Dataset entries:
►
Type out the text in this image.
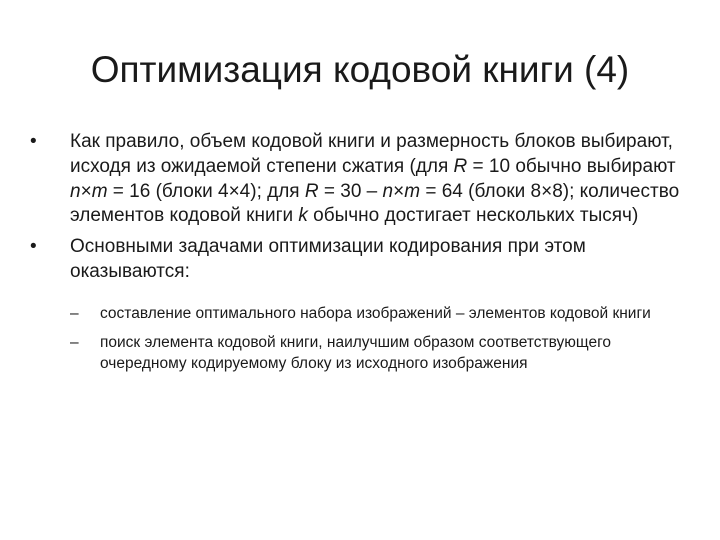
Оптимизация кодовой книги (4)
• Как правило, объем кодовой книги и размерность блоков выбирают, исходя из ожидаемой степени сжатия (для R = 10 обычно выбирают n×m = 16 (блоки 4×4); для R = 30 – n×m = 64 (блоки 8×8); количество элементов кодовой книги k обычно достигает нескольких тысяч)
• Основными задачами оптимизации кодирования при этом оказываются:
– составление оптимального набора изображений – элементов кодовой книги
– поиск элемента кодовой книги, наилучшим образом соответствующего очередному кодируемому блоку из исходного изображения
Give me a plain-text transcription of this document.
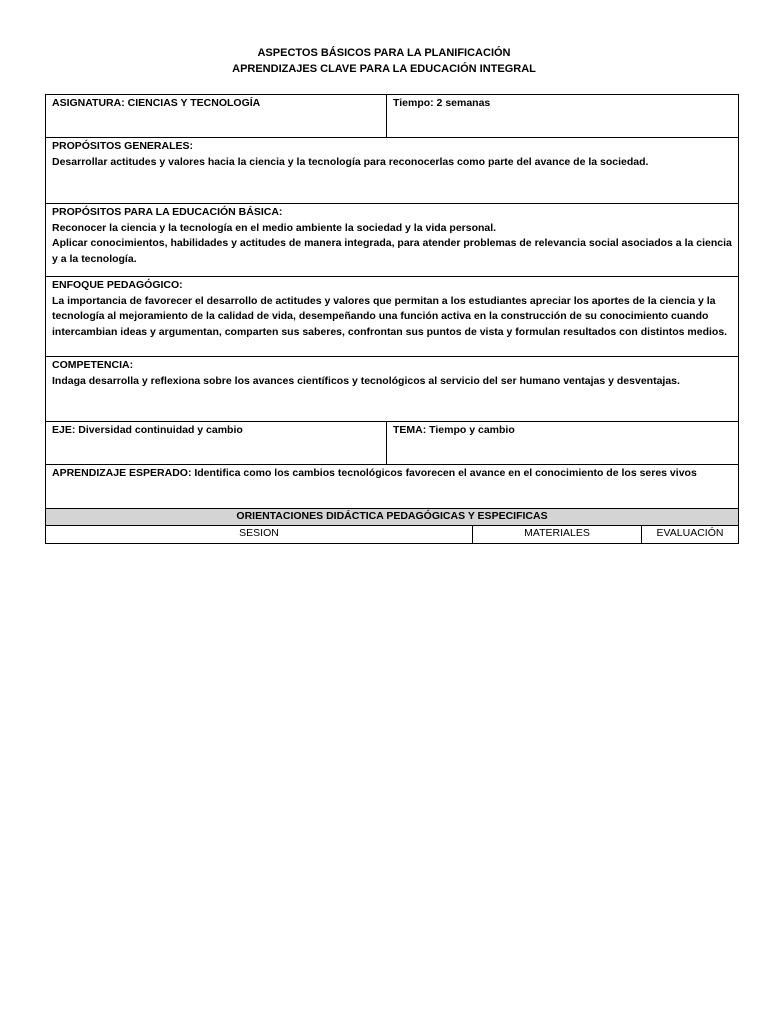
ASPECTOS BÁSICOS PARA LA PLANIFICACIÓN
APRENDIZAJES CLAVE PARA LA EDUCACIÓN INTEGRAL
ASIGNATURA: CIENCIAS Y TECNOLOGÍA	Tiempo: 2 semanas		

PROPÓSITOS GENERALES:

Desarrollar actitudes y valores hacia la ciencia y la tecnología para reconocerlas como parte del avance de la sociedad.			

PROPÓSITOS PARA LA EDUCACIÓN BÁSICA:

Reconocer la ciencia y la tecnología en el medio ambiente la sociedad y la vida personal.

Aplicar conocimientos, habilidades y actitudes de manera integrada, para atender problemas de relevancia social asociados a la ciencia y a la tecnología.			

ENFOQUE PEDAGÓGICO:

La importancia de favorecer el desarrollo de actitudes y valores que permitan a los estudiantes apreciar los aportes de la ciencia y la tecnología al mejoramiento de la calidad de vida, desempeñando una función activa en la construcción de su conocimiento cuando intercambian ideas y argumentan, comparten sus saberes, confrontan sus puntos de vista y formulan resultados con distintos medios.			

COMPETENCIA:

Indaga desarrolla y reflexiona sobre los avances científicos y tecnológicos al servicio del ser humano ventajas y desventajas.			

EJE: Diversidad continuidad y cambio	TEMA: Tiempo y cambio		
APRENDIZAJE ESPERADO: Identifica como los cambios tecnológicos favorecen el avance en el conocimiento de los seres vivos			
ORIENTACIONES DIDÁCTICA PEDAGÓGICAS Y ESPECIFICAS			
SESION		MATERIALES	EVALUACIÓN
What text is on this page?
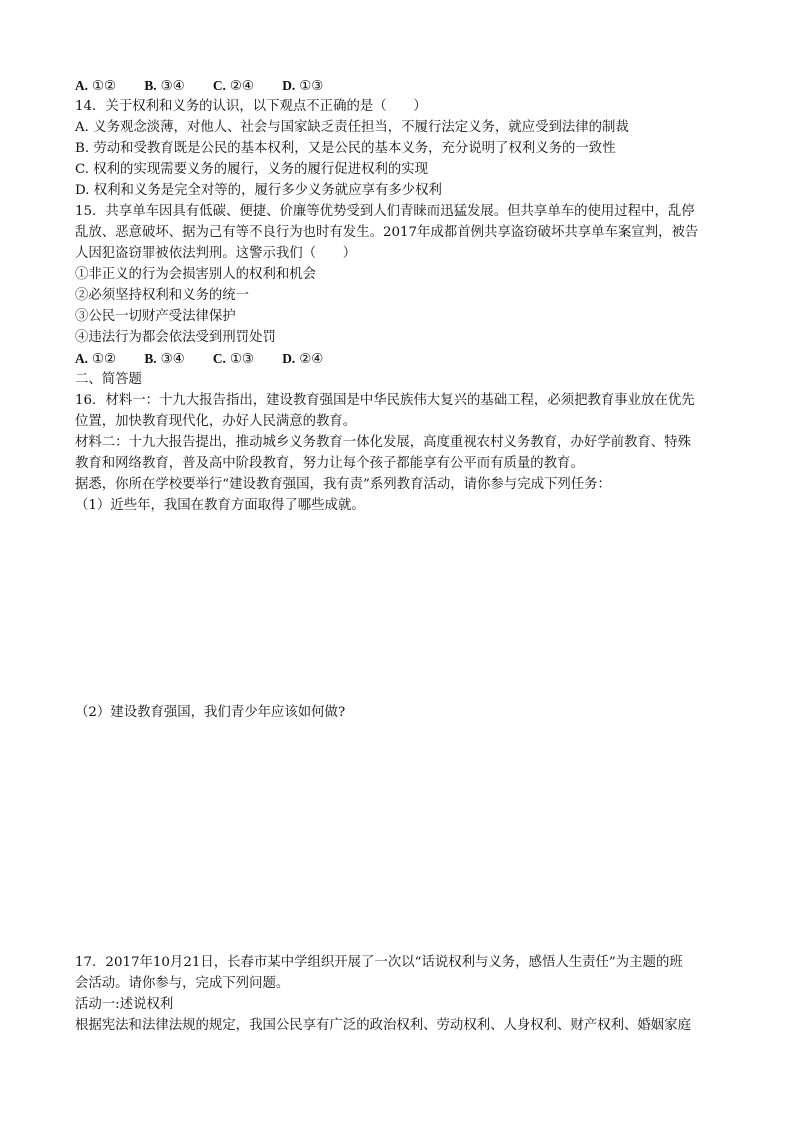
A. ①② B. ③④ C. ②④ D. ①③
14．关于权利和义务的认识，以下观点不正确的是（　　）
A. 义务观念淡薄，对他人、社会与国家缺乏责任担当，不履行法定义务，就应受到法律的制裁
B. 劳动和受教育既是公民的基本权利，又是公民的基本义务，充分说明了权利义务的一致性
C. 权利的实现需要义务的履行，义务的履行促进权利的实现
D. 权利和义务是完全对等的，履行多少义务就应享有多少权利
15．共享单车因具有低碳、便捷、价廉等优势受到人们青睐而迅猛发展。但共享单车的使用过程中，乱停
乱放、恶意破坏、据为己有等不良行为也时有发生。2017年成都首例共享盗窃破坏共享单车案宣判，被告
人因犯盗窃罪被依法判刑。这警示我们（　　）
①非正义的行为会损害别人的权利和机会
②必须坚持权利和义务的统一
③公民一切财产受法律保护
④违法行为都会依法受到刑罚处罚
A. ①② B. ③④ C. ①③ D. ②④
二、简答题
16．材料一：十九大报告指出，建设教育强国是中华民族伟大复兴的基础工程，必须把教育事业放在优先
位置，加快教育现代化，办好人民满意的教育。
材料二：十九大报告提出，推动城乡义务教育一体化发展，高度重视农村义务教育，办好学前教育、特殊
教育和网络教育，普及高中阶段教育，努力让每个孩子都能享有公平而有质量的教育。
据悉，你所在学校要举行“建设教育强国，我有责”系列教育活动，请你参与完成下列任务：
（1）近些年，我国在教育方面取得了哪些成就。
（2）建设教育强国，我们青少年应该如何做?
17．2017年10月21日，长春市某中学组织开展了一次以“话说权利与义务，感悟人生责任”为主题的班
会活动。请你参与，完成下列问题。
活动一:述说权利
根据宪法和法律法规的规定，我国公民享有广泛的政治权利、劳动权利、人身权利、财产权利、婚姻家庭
◄
Stated goal:
Without any pictures, write out the lines running from the one containing "What text is on this page?" through the end of the listing above, both included, exactly as given.

Exercise solution:
What text is on this page?
A. ①② B. ③④ C. ②④ D. ①③
14．关于权利和义务的认识，以下观点不正确的是（　　）
A. 义务观念淡薄，对他人、社会与国家缺乏责任担当，不履行法定义务，就应受到法律的制裁
B. 劳动和受教育既是公民的基本权利，又是公民的基本义务，充分说明了权利义务的一致性
C. 权利的实现需要义务的履行，义务的履行促进权利的实现
D. 权利和义务是完全对等的，履行多少义务就应享有多少权利
15．共享单车因具有低碳、便捷、价廉等优势受到人们青睐而迅猛发展。但共享单车的使用过程中，乱停
乱放、恶意破坏、据为己有等不良行为也时有发生。2017年成都首例共享盗窃破坏共享单车案宣判，被告
人因犯盗窃罪被依法判刑。这警示我们（　　）
①非正义的行为会损害别人的权利和机会
②必须坚持权利和义务的统一
③公民一切财产受法律保护
④违法行为都会依法受到刑罚处罚
A. ①② B. ③④ C. ①③ D. ②④
二、简答题
16．材料一：十九大报告指出，建设教育强国是中华民族伟大复兴的基础工程，必须把教育事业放在优先
位置，加快教育现代化，办好人民满意的教育。
材料二：十九大报告提出，推动城乡义务教育一体化发展，高度重视农村义务教育，办好学前教育、特殊
教育和网络教育，普及高中阶段教育，努力让每个孩子都能享有公平而有质量的教育。
据悉，你所在学校要举行“建设教育强国，我有责”系列教育活动，请你参与完成下列任务：
（1）近些年，我国在教育方面取得了哪些成就。
（2）建设教育强国，我们青少年应该如何做?
17．2017年10月21日，长春市某中学组织开展了一次以“话说权利与义务，感悟人生责任”为主题的班
会活动。请你参与，完成下列问题。
活动一:述说权利
根据宪法和法律法规的规定，我国公民享有广泛的政治权利、劳动权利、人身权利、财产权利、婚姻家庭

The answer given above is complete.